Data lines >>

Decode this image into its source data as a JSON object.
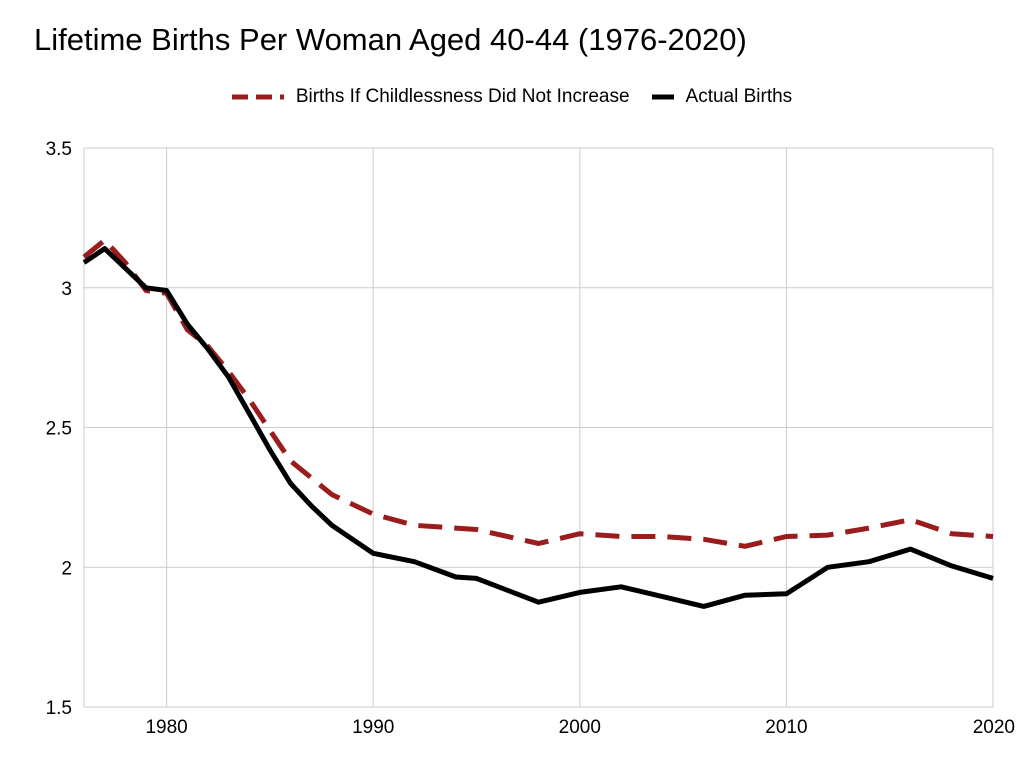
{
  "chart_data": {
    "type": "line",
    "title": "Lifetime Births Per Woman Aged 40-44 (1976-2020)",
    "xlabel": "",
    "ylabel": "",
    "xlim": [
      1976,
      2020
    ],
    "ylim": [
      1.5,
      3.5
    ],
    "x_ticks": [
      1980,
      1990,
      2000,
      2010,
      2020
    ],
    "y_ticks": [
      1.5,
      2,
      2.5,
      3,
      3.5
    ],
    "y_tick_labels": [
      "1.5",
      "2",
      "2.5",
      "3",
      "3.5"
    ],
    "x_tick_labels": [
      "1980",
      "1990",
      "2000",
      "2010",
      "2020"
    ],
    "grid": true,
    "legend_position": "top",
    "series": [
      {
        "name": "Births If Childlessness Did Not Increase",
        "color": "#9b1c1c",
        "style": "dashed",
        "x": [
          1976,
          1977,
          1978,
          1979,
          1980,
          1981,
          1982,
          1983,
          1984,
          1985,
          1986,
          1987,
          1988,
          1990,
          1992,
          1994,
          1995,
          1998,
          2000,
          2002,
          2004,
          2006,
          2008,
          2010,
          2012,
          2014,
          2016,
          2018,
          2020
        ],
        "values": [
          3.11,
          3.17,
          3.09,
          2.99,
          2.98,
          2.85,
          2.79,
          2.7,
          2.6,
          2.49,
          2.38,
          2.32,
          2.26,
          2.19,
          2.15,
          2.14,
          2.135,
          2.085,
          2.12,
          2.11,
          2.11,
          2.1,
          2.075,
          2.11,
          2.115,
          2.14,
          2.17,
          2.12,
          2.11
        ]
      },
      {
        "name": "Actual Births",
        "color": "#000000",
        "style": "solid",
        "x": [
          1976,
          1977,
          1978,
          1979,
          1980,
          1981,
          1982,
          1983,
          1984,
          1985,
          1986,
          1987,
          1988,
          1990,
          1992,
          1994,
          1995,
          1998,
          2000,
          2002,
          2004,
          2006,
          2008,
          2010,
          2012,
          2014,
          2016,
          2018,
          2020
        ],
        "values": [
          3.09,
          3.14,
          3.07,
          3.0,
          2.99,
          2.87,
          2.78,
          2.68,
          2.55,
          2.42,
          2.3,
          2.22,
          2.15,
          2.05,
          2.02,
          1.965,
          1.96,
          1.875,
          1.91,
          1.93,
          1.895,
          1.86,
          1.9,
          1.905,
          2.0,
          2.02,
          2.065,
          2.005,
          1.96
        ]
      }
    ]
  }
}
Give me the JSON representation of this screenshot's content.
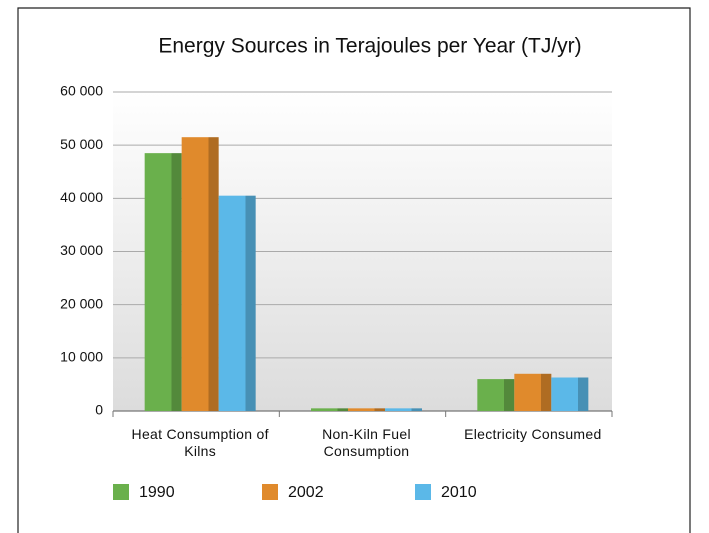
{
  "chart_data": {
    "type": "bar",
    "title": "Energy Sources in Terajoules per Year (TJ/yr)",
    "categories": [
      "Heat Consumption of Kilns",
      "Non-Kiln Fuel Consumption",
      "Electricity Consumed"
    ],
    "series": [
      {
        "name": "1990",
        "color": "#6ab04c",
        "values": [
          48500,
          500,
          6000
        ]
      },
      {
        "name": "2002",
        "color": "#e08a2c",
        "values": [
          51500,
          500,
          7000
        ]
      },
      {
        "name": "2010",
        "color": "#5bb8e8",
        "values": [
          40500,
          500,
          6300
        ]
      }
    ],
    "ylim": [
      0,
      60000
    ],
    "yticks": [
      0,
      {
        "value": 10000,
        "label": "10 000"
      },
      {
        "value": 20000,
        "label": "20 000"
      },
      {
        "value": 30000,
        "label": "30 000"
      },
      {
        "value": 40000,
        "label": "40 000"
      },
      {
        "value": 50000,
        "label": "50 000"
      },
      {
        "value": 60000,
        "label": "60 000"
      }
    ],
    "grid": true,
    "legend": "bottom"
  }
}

--

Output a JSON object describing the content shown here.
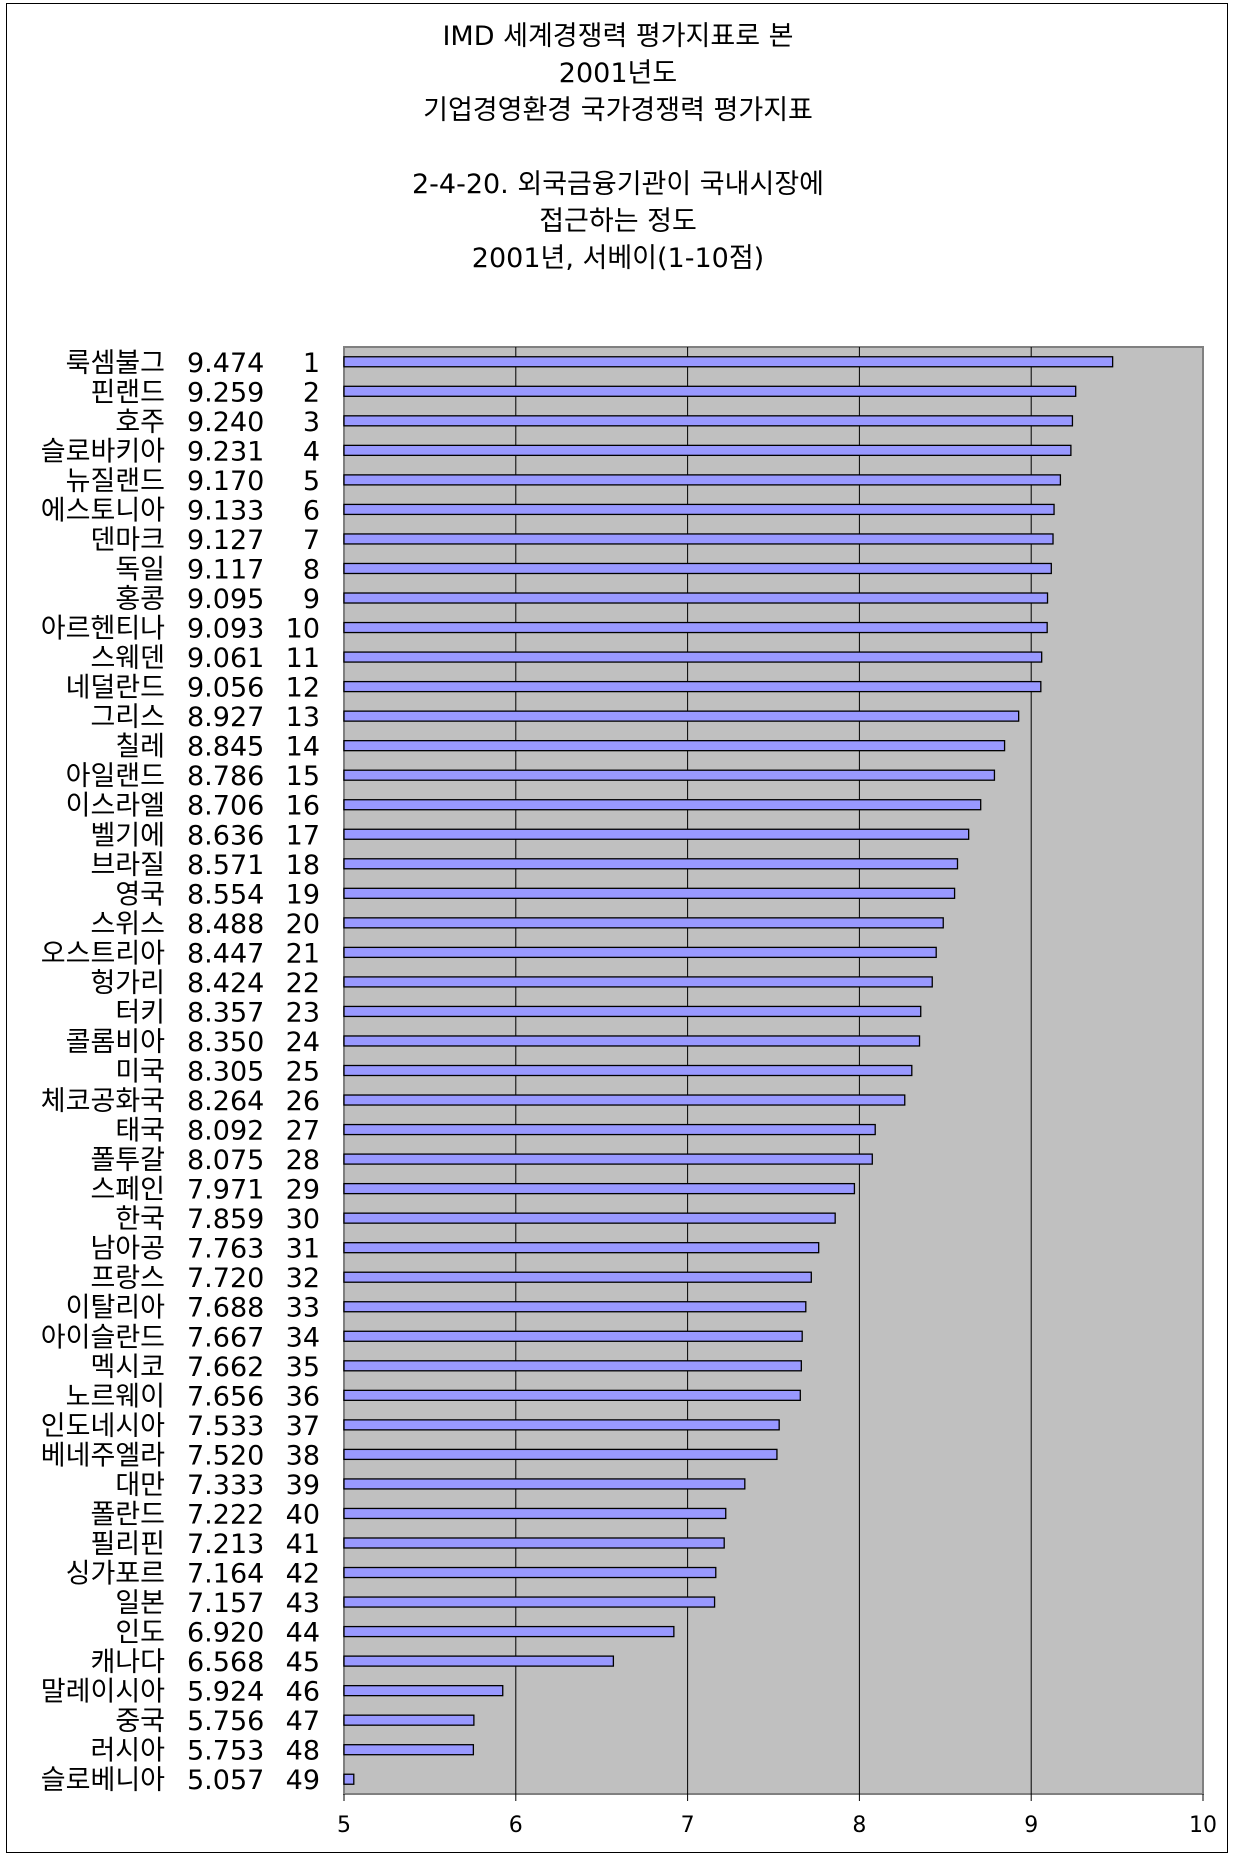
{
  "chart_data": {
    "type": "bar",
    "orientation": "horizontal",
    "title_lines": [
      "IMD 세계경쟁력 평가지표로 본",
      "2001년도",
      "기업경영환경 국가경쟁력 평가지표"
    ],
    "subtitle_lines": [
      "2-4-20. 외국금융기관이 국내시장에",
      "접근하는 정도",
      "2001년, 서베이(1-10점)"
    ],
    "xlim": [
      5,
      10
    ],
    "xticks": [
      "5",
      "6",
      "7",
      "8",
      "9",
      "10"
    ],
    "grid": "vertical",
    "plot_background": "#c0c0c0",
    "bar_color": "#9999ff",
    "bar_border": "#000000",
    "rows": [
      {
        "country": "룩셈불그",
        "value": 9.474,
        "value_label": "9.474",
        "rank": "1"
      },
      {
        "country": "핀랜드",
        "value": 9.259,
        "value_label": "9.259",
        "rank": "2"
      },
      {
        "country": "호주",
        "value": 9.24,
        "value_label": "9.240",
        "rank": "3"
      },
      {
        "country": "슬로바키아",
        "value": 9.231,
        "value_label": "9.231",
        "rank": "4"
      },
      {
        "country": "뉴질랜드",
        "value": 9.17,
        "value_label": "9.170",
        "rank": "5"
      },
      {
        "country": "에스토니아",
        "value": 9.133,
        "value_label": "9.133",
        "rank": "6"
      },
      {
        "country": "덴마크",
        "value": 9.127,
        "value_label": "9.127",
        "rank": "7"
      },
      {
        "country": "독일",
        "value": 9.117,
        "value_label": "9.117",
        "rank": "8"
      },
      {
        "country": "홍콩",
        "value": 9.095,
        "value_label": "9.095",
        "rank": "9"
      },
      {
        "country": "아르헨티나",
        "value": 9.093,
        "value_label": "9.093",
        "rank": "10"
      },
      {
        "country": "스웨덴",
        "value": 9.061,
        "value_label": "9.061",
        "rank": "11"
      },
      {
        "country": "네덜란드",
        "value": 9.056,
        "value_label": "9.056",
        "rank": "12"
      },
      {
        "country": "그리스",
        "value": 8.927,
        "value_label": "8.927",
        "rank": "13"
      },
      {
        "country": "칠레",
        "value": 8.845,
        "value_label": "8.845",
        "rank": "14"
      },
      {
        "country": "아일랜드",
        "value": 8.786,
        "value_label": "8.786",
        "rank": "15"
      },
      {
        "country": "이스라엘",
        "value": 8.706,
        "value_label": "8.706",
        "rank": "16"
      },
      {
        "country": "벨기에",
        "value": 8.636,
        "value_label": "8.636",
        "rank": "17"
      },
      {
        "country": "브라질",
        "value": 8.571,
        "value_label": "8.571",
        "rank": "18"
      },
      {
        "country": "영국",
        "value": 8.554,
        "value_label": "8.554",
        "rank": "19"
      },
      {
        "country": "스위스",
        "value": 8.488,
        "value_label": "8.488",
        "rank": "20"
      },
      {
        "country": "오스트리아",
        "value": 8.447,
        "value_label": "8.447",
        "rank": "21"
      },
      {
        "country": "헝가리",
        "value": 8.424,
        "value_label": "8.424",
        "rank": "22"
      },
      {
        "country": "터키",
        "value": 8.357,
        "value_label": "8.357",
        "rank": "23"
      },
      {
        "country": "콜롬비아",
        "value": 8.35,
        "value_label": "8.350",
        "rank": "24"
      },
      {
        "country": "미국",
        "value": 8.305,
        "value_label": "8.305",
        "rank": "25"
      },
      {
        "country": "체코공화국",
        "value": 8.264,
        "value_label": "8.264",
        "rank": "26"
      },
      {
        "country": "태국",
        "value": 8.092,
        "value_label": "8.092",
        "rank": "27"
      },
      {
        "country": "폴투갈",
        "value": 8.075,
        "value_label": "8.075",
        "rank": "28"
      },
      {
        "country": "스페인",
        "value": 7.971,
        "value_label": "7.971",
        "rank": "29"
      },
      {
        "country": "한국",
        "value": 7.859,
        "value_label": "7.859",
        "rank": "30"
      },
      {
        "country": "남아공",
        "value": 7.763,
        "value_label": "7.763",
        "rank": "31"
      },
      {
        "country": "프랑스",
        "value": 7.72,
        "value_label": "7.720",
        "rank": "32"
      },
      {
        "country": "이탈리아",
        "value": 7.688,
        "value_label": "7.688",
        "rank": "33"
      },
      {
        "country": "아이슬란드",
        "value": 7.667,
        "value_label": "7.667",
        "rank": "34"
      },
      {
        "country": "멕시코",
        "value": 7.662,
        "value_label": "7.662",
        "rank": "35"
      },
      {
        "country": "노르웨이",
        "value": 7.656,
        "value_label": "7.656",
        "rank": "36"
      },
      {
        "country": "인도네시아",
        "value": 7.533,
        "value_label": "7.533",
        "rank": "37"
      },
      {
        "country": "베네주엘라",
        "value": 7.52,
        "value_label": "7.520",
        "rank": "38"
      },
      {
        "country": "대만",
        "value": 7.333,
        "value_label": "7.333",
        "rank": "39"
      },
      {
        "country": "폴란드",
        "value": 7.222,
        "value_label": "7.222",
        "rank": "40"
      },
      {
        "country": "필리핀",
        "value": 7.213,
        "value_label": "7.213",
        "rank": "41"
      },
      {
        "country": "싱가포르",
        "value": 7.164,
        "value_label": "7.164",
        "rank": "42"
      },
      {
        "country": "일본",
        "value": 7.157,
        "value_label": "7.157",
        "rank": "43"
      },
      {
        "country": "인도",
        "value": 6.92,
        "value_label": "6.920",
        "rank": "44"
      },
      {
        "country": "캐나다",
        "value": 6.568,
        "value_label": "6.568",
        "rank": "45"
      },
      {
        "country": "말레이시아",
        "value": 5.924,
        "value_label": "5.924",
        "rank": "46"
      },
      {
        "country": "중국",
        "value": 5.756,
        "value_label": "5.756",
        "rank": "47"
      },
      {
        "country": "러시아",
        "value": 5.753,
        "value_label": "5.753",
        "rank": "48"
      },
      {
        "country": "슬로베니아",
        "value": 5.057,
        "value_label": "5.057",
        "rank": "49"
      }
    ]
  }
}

Set exercise >>
Search the lines for the word "name" and report how many contain it, by number only.

Output below >>
5